▶ REQUIREMENTS
Lines that include the word "sort" are the ones to copy.

(Data extracted from a collection)
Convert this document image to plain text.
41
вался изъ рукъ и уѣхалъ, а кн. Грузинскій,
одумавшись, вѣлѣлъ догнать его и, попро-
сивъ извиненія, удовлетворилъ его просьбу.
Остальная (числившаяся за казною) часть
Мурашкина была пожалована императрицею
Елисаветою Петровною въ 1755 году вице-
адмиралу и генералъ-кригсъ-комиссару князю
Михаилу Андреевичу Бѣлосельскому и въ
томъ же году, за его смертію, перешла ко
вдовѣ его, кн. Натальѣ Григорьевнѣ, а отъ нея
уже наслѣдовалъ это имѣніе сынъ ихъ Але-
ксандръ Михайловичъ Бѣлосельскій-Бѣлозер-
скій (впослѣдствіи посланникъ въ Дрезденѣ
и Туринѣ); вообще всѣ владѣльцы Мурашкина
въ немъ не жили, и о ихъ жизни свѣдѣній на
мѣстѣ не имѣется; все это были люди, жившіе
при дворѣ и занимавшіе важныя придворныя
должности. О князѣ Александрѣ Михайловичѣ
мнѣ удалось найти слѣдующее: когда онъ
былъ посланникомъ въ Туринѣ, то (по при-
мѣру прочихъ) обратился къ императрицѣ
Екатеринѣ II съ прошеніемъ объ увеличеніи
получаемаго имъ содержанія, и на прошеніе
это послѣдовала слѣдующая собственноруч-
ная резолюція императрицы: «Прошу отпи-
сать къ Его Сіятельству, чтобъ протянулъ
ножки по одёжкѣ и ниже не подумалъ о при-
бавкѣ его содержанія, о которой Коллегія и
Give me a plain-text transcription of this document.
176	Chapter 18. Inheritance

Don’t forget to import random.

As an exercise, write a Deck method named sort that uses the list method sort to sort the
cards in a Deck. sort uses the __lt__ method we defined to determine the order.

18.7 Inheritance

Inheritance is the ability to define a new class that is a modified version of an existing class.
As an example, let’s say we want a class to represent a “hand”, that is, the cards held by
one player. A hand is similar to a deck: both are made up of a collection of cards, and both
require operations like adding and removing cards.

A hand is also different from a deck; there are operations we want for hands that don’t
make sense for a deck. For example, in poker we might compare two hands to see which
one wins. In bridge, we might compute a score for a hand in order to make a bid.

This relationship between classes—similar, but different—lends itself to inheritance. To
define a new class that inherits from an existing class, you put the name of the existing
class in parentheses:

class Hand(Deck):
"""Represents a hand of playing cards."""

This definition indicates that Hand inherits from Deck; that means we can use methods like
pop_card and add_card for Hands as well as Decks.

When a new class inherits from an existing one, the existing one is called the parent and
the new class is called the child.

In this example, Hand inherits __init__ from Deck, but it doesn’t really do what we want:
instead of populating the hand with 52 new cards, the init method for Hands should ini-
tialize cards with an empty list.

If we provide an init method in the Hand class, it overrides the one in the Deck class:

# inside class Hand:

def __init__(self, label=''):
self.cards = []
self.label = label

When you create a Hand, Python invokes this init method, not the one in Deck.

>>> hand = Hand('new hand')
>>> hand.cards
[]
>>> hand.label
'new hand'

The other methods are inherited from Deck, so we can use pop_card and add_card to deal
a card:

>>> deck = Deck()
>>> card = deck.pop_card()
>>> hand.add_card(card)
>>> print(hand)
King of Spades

▶ EXERCISE RESULT
As an exercise, write a Deck method named sort that uses the list method sort to sort the
cards in a Deck. sort uses the __lt__ method we defined to determine the order.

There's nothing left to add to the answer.